[Figure content listings]
╔══

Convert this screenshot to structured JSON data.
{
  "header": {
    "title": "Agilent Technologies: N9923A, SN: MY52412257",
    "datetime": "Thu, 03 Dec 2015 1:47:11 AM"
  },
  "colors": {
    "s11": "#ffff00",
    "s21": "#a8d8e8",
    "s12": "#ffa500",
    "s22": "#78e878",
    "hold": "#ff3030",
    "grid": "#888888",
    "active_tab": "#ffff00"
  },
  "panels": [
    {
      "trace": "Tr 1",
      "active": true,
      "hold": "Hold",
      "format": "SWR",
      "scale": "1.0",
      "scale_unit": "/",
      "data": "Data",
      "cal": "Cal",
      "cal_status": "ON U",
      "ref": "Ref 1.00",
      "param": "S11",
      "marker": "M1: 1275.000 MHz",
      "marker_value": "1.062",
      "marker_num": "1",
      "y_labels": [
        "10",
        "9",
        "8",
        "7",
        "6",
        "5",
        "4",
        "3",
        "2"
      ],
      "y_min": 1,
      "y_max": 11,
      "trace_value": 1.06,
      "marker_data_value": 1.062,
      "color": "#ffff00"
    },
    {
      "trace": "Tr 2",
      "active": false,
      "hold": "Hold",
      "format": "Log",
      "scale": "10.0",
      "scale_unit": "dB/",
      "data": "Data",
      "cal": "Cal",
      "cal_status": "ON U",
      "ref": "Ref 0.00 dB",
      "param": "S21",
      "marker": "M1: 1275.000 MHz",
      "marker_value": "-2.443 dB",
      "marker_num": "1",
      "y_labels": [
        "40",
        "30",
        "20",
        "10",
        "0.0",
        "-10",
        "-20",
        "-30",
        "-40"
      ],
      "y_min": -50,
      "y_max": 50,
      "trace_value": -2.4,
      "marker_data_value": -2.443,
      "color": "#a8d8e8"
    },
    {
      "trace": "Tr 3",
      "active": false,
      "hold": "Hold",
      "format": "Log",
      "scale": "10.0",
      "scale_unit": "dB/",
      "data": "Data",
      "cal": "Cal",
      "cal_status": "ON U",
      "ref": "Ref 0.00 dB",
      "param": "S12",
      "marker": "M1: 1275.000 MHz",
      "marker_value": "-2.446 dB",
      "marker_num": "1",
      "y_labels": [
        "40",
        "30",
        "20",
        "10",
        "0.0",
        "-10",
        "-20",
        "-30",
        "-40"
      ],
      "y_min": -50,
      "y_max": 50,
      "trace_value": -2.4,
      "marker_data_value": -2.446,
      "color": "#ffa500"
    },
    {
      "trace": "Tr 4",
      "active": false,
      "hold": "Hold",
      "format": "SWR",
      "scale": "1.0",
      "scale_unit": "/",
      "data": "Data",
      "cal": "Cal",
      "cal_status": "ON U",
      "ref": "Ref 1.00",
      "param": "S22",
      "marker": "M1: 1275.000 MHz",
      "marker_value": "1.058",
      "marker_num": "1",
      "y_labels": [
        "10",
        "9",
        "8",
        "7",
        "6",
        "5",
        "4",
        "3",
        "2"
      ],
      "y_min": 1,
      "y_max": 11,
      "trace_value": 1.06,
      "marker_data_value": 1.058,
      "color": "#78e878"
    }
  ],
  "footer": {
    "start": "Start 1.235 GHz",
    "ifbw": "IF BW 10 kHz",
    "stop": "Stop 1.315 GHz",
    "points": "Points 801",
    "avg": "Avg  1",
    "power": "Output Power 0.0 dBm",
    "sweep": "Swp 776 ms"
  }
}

╚══

Return all of the above records exactly, leaving no line out.

Response for this exercise:
Convert this screenshot to structured JSON data.
{
  "header": {
    "title": "Agilent Technologies: N9923A, SN: MY52412257",
    "datetime": "Thu, 03 Dec 2015 1:47:11 AM"
  },
  "colors": {
    "s11": "#ffff00",
    "s21": "#a8d8e8",
    "s12": "#ffa500",
    "s22": "#78e878",
    "hold": "#ff3030",
    "grid": "#888888",
    "active_tab": "#ffff00"
  },
  "panels": [
    {
      "trace": "Tr 1",
      "active": true,
      "hold": "Hold",
      "format": "SWR",
      "scale": "1.0",
      "scale_unit": "/",
      "data": "Data",
      "cal": "Cal",
      "cal_status": "ON U",
      "ref": "Ref 1.00",
      "param": "S11",
      "marker": "M1: 1275.000 MHz",
      "marker_value": "1.062",
      "marker_num": "1",
      "y_labels": [
        "10",
        "9",
        "8",
        "7",
        "6",
        "5",
        "4",
        "3",
        "2"
      ],
      "y_min": 1,
      "y_max": 11,
      "trace_value": 1.06,
      "marker_data_value": 1.062,
      "color": "#ffff00"
    },
    {
      "trace": "Tr 2",
      "active": false,
      "hold": "Hold",
      "format": "Log",
      "scale": "10.0",
      "scale_unit": "dB/",
      "data": "Data",
      "cal": "Cal",
      "cal_status": "ON U",
      "ref": "Ref 0.00 dB",
      "param": "S21",
      "marker": "M1: 1275.000 MHz",
      "marker_value": "-2.443 dB",
      "marker_num": "1",
      "y_labels": [
        "40",
        "30",
        "20",
        "10",
        "0.0",
        "-10",
        "-20",
        "-30",
        "-40"
      ],
      "y_min": -50,
      "y_max": 50,
      "trace_value": -2.4,
      "marker_data_value": -2.443,
      "color": "#a8d8e8"
    },
    {
      "trace": "Tr 3",
      "active": false,
      "hold": "Hold",
      "format": "Log",
      "scale": "10.0",
      "scale_unit": "dB/",
      "data": "Data",
      "cal": "Cal",
      "cal_status": "ON U",
      "ref": "Ref 0.00 dB",
      "param": "S12",
      "marker": "M1: 1275.000 MHz",
      "marker_value": "-2.446 dB",
      "marker_num": "1",
      "y_labels": [
        "40",
        "30",
        "20",
        "10",
        "0.0",
        "-10",
        "-20",
        "-30",
        "-40"
      ],
      "y_min": -50,
      "y_max": 50,
      "trace_value": -2.4,
      "marker_data_value": -2.446,
      "color": "#ffa500"
    },
    {
      "trace": "Tr 4",
      "active": false,
      "hold": "Hold",
      "format": "SWR",
      "scale": "1.0",
      "scale_unit": "/",
      "data": "Data",
      "cal": "Cal",
      "cal_status": "ON U",
      "ref": "Ref 1.00",
      "param": "S22",
      "marker": "M1: 1275.000 MHz",
      "marker_value": "1.058",
      "marker_num": "1",
      "y_labels": [
        "10",
        "9",
        "8",
        "7",
        "6",
        "5",
        "4",
        "3",
        "2"
      ],
      "y_min": 1,
      "y_max": 11,
      "trace_value": 1.06,
      "marker_data_value": 1.058,
      "color": "#78e878"
    }
  ],
  "footer": {
    "start": "Start 1.235 GHz",
    "ifbw": "IF BW 10 kHz",
    "stop": "Stop 1.315 GHz",
    "points": "Points 801",
    "avg": "Avg  1",
    "power": "Output Power 0.0 dBm",
    "sweep": "Swp 776 ms"
  }
}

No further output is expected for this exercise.